Data provided:
>>>>>

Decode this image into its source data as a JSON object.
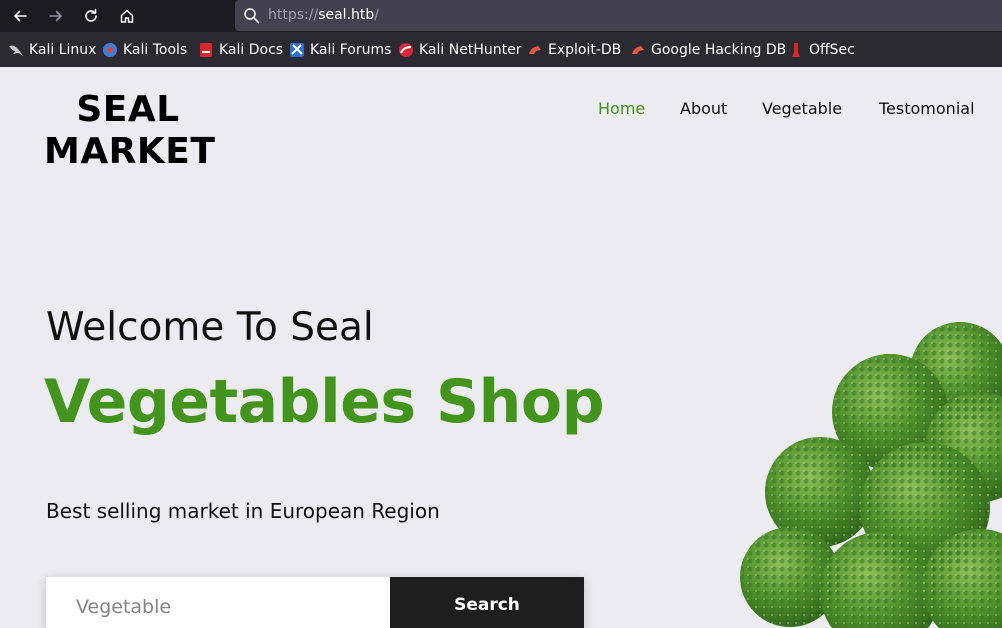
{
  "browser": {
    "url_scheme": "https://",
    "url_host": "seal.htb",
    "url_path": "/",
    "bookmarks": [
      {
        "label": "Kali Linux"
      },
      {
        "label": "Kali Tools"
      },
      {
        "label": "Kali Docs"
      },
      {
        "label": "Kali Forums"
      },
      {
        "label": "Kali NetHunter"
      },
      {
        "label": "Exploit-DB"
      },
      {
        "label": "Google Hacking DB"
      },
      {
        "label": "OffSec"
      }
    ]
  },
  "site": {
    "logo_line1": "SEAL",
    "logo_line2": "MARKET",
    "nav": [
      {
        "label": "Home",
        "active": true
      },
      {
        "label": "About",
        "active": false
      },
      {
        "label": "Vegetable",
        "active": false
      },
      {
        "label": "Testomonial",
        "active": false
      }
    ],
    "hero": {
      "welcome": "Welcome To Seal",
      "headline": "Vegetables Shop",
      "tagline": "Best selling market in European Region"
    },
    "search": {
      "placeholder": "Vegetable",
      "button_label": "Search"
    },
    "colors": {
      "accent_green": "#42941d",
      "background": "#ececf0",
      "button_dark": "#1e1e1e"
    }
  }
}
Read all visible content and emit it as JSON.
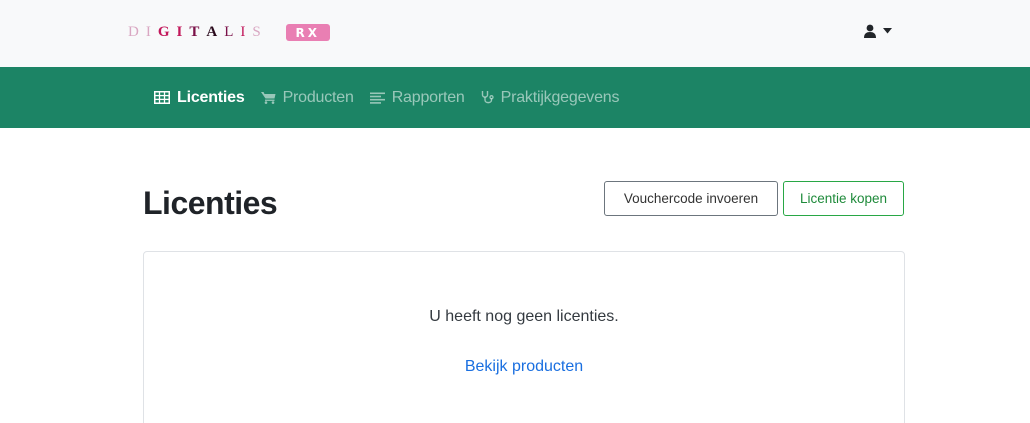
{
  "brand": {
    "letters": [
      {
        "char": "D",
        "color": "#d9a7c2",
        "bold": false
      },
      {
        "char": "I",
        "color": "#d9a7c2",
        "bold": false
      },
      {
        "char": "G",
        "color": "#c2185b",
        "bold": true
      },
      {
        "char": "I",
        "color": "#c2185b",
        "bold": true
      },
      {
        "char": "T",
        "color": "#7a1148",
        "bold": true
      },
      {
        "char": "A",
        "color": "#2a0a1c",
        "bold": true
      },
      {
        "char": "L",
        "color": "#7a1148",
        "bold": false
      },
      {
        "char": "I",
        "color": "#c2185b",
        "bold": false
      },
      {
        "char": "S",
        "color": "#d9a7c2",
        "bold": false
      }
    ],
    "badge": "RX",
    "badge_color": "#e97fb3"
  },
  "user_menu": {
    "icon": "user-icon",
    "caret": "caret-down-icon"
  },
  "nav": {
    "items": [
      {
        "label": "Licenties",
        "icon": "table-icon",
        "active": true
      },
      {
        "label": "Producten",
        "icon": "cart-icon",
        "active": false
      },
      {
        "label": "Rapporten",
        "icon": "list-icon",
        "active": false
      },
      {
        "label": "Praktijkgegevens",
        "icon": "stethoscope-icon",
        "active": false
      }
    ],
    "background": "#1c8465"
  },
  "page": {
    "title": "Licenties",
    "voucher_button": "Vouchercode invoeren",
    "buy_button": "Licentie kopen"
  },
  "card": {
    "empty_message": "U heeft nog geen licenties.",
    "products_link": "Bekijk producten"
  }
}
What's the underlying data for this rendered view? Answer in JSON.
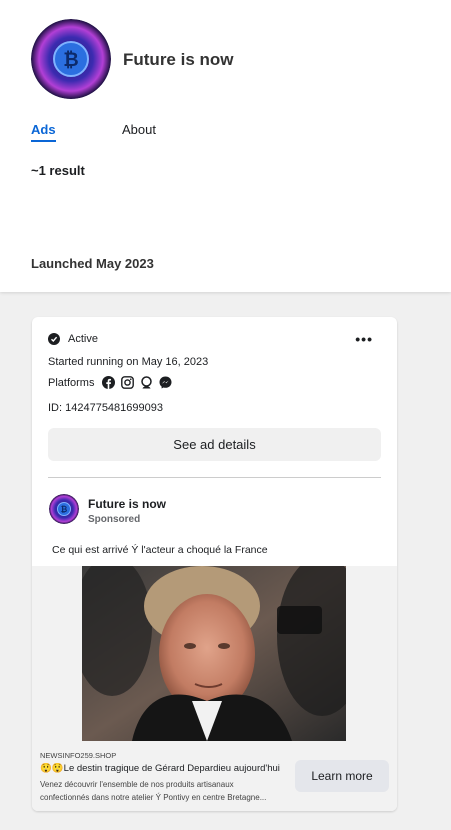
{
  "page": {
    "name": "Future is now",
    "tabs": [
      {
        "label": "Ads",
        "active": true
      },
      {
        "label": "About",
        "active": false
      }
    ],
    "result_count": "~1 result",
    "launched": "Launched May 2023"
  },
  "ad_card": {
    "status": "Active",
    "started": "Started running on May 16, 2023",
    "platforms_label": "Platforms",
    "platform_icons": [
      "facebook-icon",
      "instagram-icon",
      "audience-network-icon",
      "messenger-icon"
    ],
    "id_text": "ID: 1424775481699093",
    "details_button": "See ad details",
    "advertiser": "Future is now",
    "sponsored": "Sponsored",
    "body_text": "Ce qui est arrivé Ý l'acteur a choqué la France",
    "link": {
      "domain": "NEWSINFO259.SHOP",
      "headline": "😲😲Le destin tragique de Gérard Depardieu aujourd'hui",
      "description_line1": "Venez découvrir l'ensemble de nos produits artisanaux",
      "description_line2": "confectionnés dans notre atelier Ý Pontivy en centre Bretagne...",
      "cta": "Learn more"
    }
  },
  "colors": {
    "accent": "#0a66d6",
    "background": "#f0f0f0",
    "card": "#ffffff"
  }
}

<<<<<

Work instructions:
Here the job is to quote the lines from the one with "What's the underlying" through the end of the material, both included, exactly; please skip the pictures.

Answer:
What's the underlying data for this rendered view? Answer in JSON.
{
  "page": {
    "name": "Future is now",
    "tabs": [
      {
        "label": "Ads",
        "active": true
      },
      {
        "label": "About",
        "active": false
      }
    ],
    "result_count": "~1 result",
    "launched": "Launched May 2023"
  },
  "ad_card": {
    "status": "Active",
    "started": "Started running on May 16, 2023",
    "platforms_label": "Platforms",
    "platform_icons": [
      "facebook-icon",
      "instagram-icon",
      "audience-network-icon",
      "messenger-icon"
    ],
    "id_text": "ID: 1424775481699093",
    "details_button": "See ad details",
    "advertiser": "Future is now",
    "sponsored": "Sponsored",
    "body_text": "Ce qui est arrivé Ý l'acteur a choqué la France",
    "link": {
      "domain": "NEWSINFO259.SHOP",
      "headline": "😲😲Le destin tragique de Gérard Depardieu aujourd'hui",
      "description_line1": "Venez découvrir l'ensemble de nos produits artisanaux",
      "description_line2": "confectionnés dans notre atelier Ý Pontivy en centre Bretagne...",
      "cta": "Learn more"
    }
  },
  "colors": {
    "accent": "#0a66d6",
    "background": "#f0f0f0",
    "card": "#ffffff"
  }
}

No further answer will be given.